Extracted records
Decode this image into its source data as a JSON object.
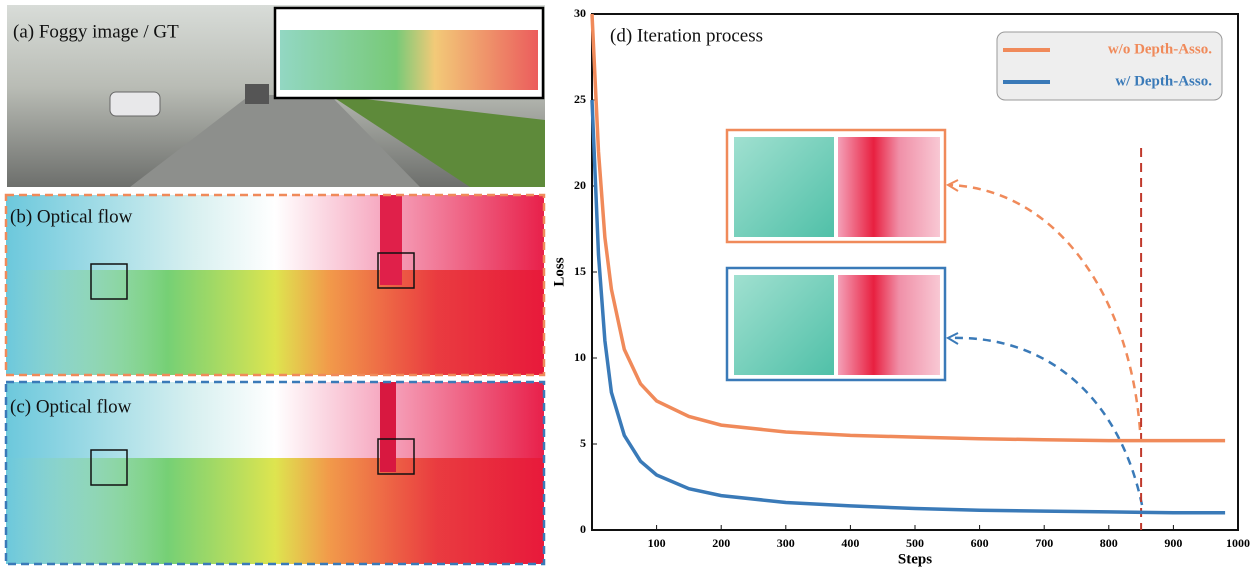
{
  "panels": [
    {
      "label": "(a) Foggy image / GT"
    },
    {
      "label": "(b) Optical flow"
    },
    {
      "label": "(c) Optical flow"
    }
  ],
  "chart_data": {
    "type": "line",
    "title": "(d) Iteration process",
    "x_label": "Steps",
    "y_label": "Loss",
    "x": [
      0,
      10,
      20,
      30,
      50,
      75,
      100,
      150,
      200,
      300,
      400,
      500,
      600,
      700,
      800,
      900,
      980
    ],
    "series": [
      {
        "name": "w/o Depth-Asso.",
        "color": "#f08a5a",
        "values": [
          30,
          22,
          17,
          14,
          10.5,
          8.5,
          7.5,
          6.6,
          6.1,
          5.7,
          5.5,
          5.4,
          5.3,
          5.25,
          5.2,
          5.2,
          5.2
        ]
      },
      {
        "name": "w/ Depth-Asso.",
        "color": "#3a7ab8",
        "values": [
          25,
          16,
          11,
          8,
          5.5,
          4,
          3.2,
          2.4,
          2,
          1.6,
          1.4,
          1.25,
          1.15,
          1.1,
          1.05,
          1.0,
          1.0
        ]
      }
    ],
    "xlim": [
      0,
      1000
    ],
    "ylim": [
      0,
      30
    ],
    "xticks": [
      100,
      200,
      300,
      400,
      500,
      600,
      700,
      800,
      900,
      1000
    ],
    "yticks": [
      0,
      5,
      10,
      15,
      20,
      25,
      30
    ],
    "vline_x": 850,
    "vline_color": "#c0392b",
    "legend": "upper right"
  }
}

### What is being asked
All lines that include "flow" are to be gathered and copied.

### In response
      "label": "(b) Optical flow"
      "label": "(c) Optical flow"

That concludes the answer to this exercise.